Kepler ist in der 116-jährigen Geschichte der MLB erst der zweite Deutsche. Vor ihm hatte es Donald Lutz 2013 in die Liga geschafft. Doch er konnte sich bei den Cincinnati Reds nie richtig durchsetzen. Kepler hingegen ist etabliert, nach Angaben von Twins-Trainer Rocco Baldelli "drauf und dran, ein Star zu werden" und hat im Frühjahr einen Fünf-Jahres-Vertrag über 35 Millionen Dollar unterschrieben. 

Tennis, Fußball, Baseball - Kepler kann alles

Maximilian Kepler-Rozycki wurde 1993 in Berlin geboren. Mutter Kathy, eine Texanerin, und Vater Marek, aus Polen, hatten sich in der Hauptstadt kennengelernt. Beide waren Balletttänzer an der Deutschen Oper. Ihr Sohn hatte viele Hobbys. Er spielte Tennis in der Steffi-Graf-Stiftung in Berlin-Zehlendorf. Er stand im Tor von Hertha BSC. Und er fand Gefallen am Baseball, der an der deutsch-amerikanischen John- F.-Kennedy-Schule angeboten wurde, die Kepler besuchte.

● **DATEN ZUR ANALYSE**
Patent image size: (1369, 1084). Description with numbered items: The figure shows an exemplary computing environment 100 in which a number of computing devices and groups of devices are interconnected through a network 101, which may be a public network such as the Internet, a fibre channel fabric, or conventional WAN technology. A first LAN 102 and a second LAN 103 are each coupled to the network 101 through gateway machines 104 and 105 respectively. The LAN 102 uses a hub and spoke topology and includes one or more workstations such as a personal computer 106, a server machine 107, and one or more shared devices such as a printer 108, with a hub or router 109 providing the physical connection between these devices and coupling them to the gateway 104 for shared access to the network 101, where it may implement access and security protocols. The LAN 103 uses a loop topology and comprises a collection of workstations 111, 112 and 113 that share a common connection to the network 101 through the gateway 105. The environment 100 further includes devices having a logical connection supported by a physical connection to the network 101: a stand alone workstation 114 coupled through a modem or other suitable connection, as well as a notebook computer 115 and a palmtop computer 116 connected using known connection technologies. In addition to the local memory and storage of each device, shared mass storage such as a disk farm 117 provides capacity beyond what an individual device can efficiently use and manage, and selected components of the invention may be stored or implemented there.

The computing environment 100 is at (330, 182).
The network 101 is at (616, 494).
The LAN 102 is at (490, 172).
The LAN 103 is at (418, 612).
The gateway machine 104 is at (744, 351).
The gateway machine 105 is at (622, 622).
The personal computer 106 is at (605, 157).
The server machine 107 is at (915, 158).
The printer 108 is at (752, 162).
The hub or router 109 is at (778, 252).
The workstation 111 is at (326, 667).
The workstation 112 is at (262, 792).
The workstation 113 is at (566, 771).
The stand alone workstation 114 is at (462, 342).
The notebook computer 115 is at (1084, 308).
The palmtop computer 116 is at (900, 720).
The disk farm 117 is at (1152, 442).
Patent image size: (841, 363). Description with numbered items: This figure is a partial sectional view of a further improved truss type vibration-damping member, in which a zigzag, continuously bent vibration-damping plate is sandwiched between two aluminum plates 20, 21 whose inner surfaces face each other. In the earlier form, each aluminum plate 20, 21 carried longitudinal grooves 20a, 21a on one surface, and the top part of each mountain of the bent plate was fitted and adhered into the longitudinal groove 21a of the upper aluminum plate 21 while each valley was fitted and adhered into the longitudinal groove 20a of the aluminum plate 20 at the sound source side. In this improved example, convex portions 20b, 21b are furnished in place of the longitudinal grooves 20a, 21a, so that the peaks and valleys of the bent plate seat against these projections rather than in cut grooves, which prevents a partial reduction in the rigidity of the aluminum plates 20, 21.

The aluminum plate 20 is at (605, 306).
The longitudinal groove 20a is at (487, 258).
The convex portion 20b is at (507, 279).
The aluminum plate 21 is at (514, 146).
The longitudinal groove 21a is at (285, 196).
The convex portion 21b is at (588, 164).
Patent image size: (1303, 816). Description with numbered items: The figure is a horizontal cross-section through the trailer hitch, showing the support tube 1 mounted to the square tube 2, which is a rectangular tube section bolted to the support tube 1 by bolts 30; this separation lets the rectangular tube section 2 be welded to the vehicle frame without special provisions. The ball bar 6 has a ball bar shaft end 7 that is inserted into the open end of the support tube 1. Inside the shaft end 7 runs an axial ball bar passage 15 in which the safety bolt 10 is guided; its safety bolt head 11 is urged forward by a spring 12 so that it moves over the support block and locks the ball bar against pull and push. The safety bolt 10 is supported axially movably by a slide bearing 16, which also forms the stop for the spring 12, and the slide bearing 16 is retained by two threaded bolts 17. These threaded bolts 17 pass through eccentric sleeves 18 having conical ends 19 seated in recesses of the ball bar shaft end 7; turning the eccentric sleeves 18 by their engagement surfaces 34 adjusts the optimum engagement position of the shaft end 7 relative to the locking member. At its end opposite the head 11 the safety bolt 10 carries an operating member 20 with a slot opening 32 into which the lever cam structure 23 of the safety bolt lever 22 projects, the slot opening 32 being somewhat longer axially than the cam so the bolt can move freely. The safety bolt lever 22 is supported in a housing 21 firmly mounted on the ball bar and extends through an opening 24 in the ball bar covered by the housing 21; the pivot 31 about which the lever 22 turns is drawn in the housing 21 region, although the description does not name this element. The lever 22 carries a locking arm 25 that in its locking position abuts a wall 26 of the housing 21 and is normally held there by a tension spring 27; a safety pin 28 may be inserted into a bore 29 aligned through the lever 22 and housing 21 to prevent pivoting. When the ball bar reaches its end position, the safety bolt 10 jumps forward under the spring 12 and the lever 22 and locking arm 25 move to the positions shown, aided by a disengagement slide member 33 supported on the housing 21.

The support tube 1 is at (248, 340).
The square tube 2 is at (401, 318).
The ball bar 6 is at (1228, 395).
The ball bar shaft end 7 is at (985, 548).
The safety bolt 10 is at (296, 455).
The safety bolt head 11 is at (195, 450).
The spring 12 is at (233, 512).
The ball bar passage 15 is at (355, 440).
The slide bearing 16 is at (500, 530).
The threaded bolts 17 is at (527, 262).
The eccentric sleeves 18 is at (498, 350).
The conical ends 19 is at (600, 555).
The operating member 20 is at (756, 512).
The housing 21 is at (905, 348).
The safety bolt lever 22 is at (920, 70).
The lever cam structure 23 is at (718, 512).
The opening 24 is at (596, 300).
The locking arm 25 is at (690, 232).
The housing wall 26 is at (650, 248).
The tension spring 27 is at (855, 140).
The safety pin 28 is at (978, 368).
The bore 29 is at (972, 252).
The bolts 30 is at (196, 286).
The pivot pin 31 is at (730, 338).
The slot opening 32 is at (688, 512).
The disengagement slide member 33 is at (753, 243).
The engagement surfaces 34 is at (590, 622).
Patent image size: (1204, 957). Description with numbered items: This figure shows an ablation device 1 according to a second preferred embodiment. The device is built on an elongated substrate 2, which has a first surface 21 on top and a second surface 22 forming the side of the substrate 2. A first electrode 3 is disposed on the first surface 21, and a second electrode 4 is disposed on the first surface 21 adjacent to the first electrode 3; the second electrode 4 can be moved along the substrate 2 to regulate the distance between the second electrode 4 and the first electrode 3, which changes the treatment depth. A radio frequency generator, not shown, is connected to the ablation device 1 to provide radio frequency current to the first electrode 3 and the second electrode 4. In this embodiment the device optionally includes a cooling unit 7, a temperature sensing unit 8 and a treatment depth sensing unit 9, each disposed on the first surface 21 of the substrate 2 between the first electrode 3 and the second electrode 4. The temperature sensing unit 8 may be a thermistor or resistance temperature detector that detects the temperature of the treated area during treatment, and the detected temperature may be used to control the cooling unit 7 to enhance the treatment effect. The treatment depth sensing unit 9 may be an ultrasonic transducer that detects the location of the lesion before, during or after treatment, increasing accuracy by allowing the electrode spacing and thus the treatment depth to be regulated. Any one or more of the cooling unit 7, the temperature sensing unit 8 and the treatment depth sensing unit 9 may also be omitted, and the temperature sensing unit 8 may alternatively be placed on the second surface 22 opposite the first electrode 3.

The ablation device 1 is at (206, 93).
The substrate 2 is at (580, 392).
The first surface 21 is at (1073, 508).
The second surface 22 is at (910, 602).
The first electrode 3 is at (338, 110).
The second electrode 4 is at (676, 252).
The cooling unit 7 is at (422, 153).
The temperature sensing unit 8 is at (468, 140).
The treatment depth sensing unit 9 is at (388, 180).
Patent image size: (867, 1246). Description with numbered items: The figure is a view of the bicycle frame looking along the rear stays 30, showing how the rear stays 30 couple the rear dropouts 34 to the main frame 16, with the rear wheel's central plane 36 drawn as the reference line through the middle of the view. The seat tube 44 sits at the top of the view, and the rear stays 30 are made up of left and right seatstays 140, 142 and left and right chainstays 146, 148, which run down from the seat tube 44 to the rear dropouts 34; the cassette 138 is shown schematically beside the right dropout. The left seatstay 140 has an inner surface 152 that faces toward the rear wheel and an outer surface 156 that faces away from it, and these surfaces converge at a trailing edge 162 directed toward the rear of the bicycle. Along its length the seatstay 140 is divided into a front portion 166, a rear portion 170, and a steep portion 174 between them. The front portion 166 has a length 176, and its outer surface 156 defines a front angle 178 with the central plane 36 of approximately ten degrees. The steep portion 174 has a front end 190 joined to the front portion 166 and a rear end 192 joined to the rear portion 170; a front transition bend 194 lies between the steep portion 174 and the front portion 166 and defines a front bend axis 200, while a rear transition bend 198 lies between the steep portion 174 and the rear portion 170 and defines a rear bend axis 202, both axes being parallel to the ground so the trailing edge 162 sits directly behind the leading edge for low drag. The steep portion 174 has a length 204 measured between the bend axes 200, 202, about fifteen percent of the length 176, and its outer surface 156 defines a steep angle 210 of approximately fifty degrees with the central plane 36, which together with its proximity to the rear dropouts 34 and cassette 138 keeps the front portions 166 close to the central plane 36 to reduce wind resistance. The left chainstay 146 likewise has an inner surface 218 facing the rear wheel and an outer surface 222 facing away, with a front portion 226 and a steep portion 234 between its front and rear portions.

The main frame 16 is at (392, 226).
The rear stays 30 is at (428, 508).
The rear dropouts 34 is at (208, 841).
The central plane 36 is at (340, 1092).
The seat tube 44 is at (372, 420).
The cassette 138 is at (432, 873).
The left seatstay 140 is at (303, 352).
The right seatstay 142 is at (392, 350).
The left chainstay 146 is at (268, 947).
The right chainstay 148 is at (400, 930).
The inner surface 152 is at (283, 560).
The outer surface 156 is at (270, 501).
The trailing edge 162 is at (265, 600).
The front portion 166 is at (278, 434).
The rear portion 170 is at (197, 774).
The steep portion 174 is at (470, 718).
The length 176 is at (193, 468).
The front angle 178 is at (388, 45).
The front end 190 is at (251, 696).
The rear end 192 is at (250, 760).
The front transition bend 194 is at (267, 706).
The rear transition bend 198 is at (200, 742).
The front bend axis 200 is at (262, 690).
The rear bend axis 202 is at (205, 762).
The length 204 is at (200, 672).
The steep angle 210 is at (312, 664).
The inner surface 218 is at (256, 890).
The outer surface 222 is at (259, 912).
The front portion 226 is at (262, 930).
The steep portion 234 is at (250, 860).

● **AUFGABE**
Welchen Beruf übten Keplers Eltern laut dem Textauszug aus? Die Auflistung spielt hierfür keine Rolle.

● **ERGEBNIS**
Beide waren Balletttänzer an der Deutschen Oper.